> [EXERCISE INSTRUCTIONS]: Copy each line in the data that includes the word "this".

- - - - - - -

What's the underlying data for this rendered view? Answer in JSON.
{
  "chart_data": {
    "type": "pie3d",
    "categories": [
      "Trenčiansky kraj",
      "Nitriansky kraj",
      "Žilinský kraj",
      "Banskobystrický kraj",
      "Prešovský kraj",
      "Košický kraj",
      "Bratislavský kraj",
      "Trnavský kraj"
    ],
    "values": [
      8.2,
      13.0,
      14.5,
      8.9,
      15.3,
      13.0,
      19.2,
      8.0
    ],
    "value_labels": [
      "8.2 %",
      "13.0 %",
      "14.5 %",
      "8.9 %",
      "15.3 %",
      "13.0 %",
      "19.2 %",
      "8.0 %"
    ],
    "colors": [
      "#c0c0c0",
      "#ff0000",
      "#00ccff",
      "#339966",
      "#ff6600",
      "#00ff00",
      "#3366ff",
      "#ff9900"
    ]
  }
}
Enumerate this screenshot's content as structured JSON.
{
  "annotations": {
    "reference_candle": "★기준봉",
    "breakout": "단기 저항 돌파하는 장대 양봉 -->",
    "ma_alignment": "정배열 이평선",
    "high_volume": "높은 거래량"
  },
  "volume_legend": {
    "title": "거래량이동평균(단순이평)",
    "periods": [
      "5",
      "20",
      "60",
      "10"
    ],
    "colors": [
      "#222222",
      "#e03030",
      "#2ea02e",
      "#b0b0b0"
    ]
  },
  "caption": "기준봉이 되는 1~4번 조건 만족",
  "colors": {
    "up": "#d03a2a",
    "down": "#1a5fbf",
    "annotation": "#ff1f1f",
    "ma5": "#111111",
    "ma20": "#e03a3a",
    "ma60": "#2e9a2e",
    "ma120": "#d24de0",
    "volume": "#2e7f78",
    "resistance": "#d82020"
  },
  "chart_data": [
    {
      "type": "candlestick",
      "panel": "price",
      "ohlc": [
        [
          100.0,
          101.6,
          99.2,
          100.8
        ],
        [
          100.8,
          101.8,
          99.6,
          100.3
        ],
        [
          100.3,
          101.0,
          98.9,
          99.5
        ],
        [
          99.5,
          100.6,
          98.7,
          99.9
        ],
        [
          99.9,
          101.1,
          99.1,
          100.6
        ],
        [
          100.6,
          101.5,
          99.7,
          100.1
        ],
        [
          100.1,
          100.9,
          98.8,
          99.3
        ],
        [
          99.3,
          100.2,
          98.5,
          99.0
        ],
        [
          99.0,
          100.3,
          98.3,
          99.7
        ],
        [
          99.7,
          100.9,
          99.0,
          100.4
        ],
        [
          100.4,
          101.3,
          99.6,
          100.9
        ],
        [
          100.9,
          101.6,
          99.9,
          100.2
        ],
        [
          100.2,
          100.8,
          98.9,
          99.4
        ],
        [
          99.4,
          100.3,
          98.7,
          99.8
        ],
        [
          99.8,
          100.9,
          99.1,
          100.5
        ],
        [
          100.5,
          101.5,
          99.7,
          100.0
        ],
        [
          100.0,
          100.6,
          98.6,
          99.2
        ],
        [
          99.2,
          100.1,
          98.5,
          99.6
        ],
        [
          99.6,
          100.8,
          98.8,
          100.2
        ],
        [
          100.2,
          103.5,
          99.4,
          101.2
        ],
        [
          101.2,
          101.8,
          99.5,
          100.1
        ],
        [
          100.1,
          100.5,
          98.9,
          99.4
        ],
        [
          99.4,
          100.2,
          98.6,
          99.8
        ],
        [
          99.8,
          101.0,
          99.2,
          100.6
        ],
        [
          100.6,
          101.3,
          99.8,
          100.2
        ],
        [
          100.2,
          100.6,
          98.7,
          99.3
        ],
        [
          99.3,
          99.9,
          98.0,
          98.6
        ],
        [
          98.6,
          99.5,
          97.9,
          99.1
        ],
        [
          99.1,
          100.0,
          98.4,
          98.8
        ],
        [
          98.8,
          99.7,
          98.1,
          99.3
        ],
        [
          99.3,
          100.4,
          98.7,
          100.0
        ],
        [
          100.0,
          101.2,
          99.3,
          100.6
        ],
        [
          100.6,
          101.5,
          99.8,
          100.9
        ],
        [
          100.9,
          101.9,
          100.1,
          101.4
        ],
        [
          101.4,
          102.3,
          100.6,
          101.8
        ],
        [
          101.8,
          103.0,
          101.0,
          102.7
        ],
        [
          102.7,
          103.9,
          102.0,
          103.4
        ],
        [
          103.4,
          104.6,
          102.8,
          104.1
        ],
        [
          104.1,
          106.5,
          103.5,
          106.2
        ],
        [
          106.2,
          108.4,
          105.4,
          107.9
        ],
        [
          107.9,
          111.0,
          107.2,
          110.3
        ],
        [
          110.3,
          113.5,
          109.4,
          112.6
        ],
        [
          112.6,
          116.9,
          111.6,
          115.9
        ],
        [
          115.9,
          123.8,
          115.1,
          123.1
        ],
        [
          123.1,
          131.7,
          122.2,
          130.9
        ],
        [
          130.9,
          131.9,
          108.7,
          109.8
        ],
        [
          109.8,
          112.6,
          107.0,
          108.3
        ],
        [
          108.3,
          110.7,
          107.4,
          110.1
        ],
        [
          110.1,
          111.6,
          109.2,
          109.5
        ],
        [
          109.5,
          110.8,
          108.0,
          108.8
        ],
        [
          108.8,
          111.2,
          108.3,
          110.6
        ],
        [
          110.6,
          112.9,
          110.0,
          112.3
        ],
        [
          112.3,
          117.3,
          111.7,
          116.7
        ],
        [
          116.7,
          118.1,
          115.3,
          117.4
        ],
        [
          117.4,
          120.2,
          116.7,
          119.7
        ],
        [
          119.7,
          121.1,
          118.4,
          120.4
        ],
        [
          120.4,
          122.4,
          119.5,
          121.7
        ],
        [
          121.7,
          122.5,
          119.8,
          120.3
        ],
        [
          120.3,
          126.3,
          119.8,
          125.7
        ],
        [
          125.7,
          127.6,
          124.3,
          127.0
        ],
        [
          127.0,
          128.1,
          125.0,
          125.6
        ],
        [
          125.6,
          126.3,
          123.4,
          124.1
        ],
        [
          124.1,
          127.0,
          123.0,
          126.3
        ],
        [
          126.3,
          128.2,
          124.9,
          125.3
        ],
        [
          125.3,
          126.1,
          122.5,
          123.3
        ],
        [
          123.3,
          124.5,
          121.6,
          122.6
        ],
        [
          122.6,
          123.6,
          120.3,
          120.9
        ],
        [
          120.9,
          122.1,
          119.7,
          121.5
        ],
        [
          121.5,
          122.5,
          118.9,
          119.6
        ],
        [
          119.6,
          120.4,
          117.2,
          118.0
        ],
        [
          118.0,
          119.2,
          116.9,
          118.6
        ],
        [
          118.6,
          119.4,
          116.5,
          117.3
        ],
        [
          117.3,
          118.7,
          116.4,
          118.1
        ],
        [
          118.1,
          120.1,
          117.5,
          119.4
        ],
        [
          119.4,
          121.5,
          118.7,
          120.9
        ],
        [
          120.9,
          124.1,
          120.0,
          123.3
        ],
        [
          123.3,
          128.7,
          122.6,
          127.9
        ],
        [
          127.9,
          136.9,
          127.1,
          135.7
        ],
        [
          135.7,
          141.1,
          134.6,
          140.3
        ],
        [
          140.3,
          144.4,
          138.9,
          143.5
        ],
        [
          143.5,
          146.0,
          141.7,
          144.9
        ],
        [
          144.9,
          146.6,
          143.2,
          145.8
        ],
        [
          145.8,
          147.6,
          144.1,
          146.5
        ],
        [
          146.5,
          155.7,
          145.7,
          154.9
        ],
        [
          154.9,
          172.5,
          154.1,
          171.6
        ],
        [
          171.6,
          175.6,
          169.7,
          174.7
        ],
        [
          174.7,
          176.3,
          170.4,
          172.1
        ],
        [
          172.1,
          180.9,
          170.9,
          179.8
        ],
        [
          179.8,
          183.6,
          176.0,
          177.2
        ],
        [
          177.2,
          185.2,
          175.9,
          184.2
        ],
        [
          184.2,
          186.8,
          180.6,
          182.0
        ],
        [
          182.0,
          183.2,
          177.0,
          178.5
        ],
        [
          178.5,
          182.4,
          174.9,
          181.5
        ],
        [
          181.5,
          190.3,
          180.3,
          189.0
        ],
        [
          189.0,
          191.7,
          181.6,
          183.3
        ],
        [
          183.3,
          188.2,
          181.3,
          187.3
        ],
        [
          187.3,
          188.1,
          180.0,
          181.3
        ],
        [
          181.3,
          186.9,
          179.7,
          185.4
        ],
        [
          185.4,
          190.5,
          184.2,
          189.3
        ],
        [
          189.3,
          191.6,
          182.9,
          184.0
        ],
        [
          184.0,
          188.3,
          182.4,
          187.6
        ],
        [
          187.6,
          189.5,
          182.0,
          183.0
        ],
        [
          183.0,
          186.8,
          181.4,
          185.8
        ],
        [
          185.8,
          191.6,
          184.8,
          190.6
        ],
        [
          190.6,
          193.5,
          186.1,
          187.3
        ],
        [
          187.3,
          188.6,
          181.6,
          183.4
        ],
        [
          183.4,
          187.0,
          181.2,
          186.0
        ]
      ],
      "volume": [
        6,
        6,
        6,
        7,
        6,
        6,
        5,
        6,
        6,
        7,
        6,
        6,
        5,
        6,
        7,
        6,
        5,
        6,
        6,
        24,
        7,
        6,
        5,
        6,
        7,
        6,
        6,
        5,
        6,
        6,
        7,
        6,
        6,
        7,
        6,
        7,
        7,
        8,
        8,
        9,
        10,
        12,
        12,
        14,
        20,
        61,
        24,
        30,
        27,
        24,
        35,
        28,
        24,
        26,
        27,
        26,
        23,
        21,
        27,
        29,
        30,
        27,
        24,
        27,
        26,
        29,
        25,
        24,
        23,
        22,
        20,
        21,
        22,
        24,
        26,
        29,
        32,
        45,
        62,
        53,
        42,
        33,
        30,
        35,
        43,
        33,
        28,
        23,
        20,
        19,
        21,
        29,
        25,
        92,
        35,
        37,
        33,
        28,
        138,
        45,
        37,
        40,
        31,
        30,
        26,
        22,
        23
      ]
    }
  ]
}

- - - - - - -

> [OUTPUT]:
What's the underlying data for this rendered view? Answer in JSON.
Enumerate this screenshot's content as structured JSON.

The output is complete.